**Prompt**:
Pull out every line of the records below that contains the string "unit", with case counting.

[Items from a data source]
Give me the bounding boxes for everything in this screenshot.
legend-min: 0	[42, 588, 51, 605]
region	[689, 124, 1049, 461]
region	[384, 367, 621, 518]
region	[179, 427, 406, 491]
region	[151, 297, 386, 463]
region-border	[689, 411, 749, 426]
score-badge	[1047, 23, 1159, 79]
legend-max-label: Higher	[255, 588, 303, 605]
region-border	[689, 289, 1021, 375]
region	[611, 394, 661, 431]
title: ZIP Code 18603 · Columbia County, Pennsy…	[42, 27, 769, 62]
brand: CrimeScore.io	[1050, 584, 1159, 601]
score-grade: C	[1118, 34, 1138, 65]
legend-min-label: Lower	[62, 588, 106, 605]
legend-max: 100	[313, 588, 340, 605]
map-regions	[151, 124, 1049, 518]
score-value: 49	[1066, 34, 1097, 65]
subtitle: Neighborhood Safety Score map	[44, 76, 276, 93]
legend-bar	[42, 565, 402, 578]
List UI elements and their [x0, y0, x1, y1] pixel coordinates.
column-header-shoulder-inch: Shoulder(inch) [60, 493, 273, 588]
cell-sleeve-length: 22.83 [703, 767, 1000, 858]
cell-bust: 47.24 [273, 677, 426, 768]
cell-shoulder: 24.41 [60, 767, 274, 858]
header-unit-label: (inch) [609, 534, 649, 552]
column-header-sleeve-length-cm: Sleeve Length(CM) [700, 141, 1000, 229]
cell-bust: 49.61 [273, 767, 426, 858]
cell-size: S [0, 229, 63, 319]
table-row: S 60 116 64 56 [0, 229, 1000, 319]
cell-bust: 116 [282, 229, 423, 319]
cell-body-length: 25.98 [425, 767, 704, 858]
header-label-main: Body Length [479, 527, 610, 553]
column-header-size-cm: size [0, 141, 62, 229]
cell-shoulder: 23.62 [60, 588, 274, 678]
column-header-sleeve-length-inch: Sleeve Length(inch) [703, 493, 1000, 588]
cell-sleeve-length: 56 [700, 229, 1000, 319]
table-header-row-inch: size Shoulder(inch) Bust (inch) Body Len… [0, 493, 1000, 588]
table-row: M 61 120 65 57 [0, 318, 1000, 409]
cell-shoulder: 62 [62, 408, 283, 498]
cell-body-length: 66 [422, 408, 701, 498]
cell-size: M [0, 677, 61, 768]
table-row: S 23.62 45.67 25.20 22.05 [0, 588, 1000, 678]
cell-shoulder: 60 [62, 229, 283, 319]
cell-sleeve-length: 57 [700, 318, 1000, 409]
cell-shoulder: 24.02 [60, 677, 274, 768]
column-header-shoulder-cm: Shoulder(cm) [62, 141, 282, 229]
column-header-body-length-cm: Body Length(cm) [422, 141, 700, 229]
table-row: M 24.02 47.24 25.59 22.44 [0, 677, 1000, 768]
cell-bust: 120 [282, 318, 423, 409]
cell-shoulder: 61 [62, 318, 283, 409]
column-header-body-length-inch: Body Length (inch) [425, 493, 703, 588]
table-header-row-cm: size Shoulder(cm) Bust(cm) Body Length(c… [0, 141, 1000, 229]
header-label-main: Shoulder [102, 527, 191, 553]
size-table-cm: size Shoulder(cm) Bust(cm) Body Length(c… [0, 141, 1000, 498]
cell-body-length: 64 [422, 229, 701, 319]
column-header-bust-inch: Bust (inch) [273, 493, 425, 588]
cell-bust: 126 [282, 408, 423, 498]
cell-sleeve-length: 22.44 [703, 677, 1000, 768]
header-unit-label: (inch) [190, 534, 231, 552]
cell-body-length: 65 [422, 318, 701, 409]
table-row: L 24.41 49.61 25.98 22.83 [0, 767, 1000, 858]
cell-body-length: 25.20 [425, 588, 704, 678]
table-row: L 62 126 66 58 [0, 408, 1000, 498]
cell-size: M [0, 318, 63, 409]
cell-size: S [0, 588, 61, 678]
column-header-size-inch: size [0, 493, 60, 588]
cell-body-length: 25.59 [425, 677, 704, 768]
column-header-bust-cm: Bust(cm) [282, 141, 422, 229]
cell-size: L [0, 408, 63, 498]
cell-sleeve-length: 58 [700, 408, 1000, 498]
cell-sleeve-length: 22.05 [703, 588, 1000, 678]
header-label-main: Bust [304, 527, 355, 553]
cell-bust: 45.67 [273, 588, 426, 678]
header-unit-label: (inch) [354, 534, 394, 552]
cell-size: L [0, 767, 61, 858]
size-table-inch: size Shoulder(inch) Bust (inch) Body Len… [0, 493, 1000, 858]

**Answer to this problem**:
header-unit-label: (inch) [609, 534, 649, 552]
header-unit-label: (inch) [190, 534, 231, 552]
header-unit-label: (inch) [354, 534, 394, 552]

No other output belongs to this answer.